_WHAT IS NEEDED_. Transcribe every entry below word for word, but skip the pictures.
•••
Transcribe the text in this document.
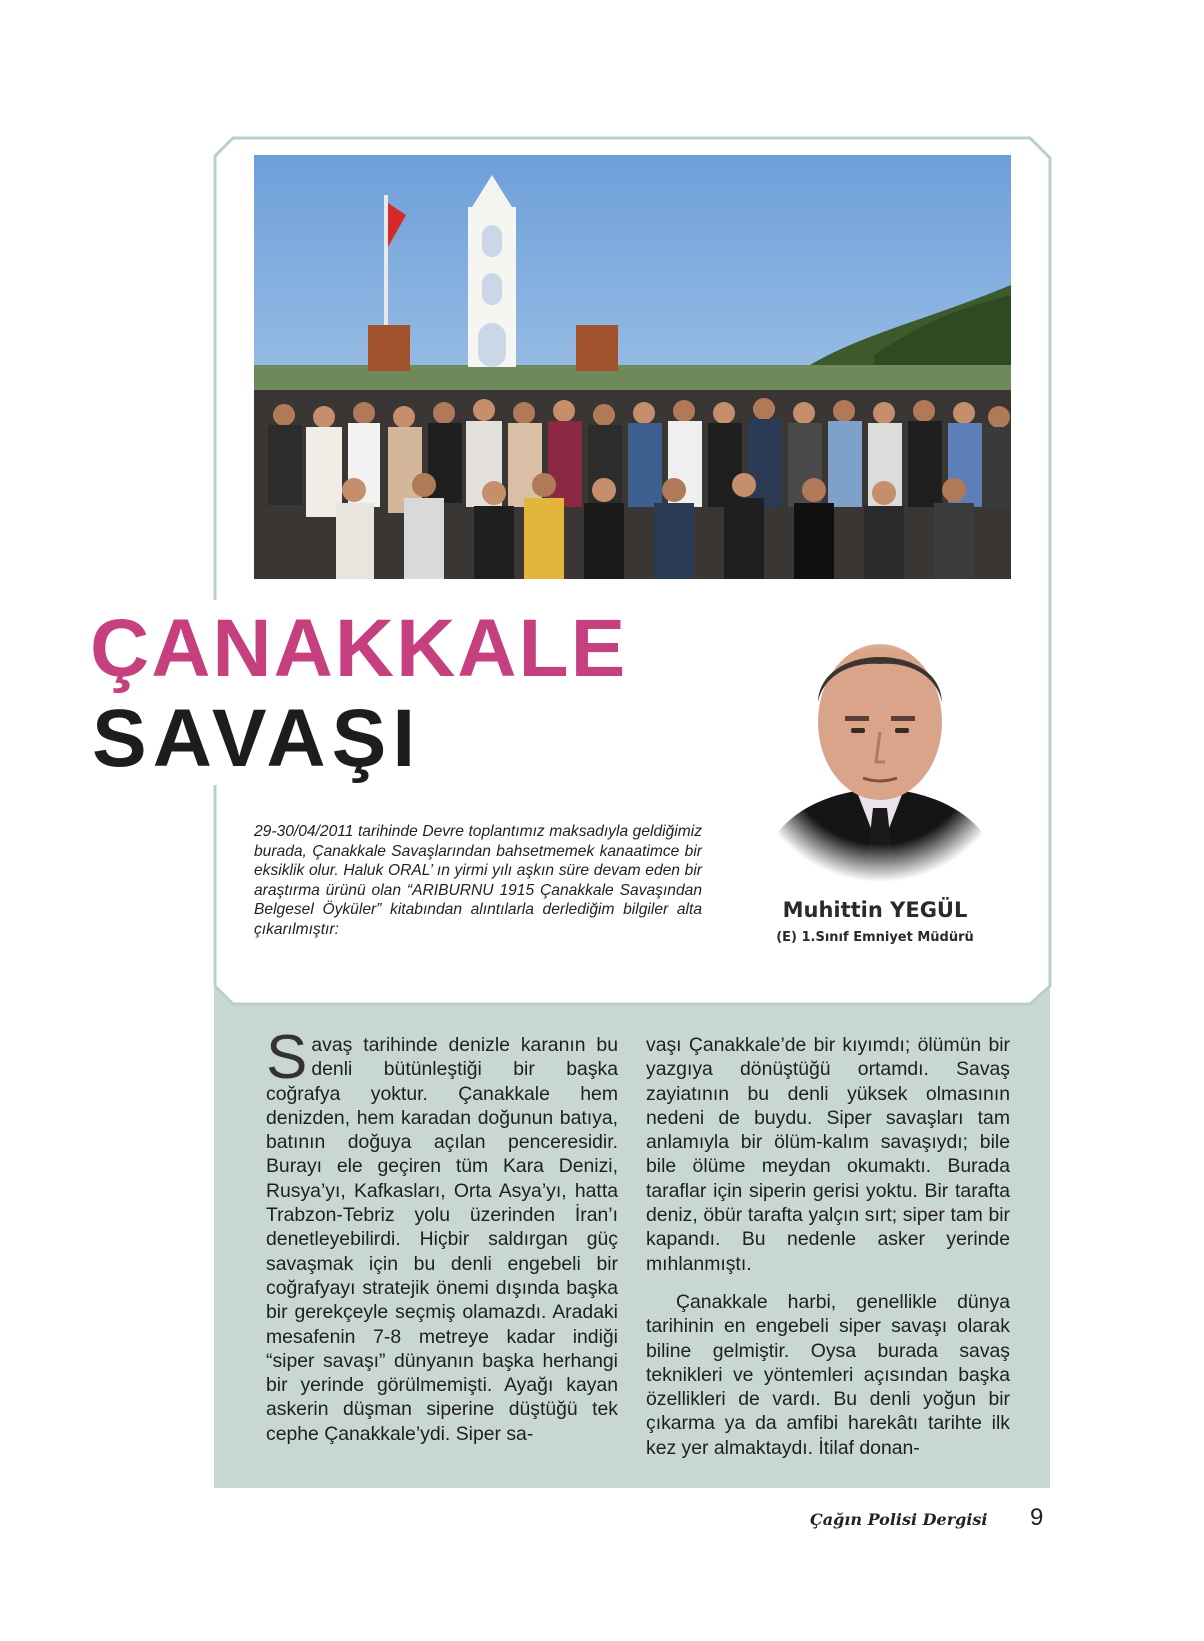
ÇANAKKALE
SAVAŞI
Muhittin YEGÜL
(E) 1.Sınıf Emniyet Müdürü

29-30/04/2011 tarihinde Devre toplantımız maksadıyla geldiğimiz burada, Çanakkale Savaşlarından bahsetmemek kanaatimce bir eksiklik olur. Haluk ORAL’ ın yirmi yılı aşkın süre devam eden bir araştırma ürünü olan “ARIBURNU 1915 Çanakkale Savaşından Belgesel Öyküler” kitabından alıntılarla derlediğim bilgiler alta çıkarılmıştır:

S avaş tarihinde denizle karanın bu denli bütünleştiği bir başka coğrafya yoktur. Çanakkale hem denizden, hem karadan doğunun batıya, batının doğuya açılan penceresidir. Burayı ele geçiren tüm Kara Denizi, Rusya’yı, Kafkasları, Orta Asya’yı, hatta Trabzon-Tebriz yolu üzerinden İran’ı denetleyebilirdi. Hiçbir saldırgan güç savaşmak için bu denli engebeli bir coğrafyayı stratejik önemi dışında başka bir gerekçeyle seçmiş olamazdı. Aradaki mesafenin 7-8 metreye kadar indiği “siper savaşı” dünyanın başka herhangi bir yerinde görülmemişti. Ayağı kayan askerin düşman siperine düştüğü tek cephe Çanakkale’ydi. Siper sa-

vaşı Çanakkale’de bir kıyımdı; ölümün bir yazgıya dönüştüğü ortamdı. Savaş zayiatının bu denli yüksek olmasının nedeni de buydu. Siper savaşları tam anlamıyla bir ölüm-kalım savaşıydı; bile bile ölüme meydan okumaktı. Burada taraflar için siperin gerisi yoktu. Bir tarafta deniz, öbür tarafta yalçın sırt; siper tam bir kapandı. Bu nedenle asker yerinde mıhlanmıştı.

Çanakkale harbi, genellikle dünya tarihinin en engebeli siper savaşı olarak biline gelmiştir. Oysa burada savaş teknikleri ve yöntemleri açısından başka özellikleri de vardı. Bu denli yoğun bir çıkarma ya da amfibi harekâtı tarihte ilk kez yer almaktaydı. İtilaf donan-

Çağın Polisi Dergisi 9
•••
_RESPONSE TO THIS TASK_.
Transcribe the text in this document.
ÇANAKKALE
SAVAŞI
Muhittin YEGÜL
(E) 1.Sınıf Emniyet Müdürü

29-30/04/2011 tarihinde Devre toplantımız maksadıyla geldiğimiz burada, Çanakkale Savaşlarından bahsetmemek kanaatimce bir eksiklik olur. Haluk ORAL’ ın yirmi yılı aşkın süre devam eden bir araştırma ürünü olan “ARIBURNU 1915 Çanakkale Savaşından Belgesel Öyküler” kitabından alıntılarla derlediğim bilgiler alta çıkarılmıştır:

S avaş tarihinde denizle karanın bu denli bütünleştiği bir başka coğrafya yoktur. Çanakkale hem denizden, hem karadan doğunun batıya, batının doğuya açılan penceresidir. Burayı ele geçiren tüm Kara Denizi, Rusya’yı, Kafkasları, Orta Asya’yı, hatta Trabzon-Tebriz yolu üzerinden İran’ı denetleyebilirdi. Hiçbir saldırgan güç savaşmak için bu denli engebeli bir coğrafyayı stratejik önemi dışında başka bir gerekçeyle seçmiş olamazdı. Aradaki mesafenin 7-8 metreye kadar indiği “siper savaşı” dünyanın başka herhangi bir yerinde görülmemişti. Ayağı kayan askerin düşman siperine düştüğü tek cephe Çanakkale’ydi. Siper sa-

vaşı Çanakkale’de bir kıyımdı; ölümün bir yazgıya dönüştüğü ortamdı. Savaş zayiatının bu denli yüksek olmasının nedeni de buydu. Siper savaşları tam anlamıyla bir ölüm-kalım savaşıydı; bile bile ölüme meydan okumaktı. Burada taraflar için siperin gerisi yoktu. Bir tarafta deniz, öbür tarafta yalçın sırt; siper tam bir kapandı. Bu nedenle asker yerinde mıhlanmıştı.

Çanakkale harbi, genellikle dünya tarihinin en engebeli siper savaşı olarak biline gelmiştir. Oysa burada savaş teknikleri ve yöntemleri açısından başka özellikleri de vardı. Bu denli yoğun bir çıkarma ya da amfibi harekâtı tarihte ilk kez yer almaktaydı. İtilaf donan-

Çağın Polisi Dergisi 9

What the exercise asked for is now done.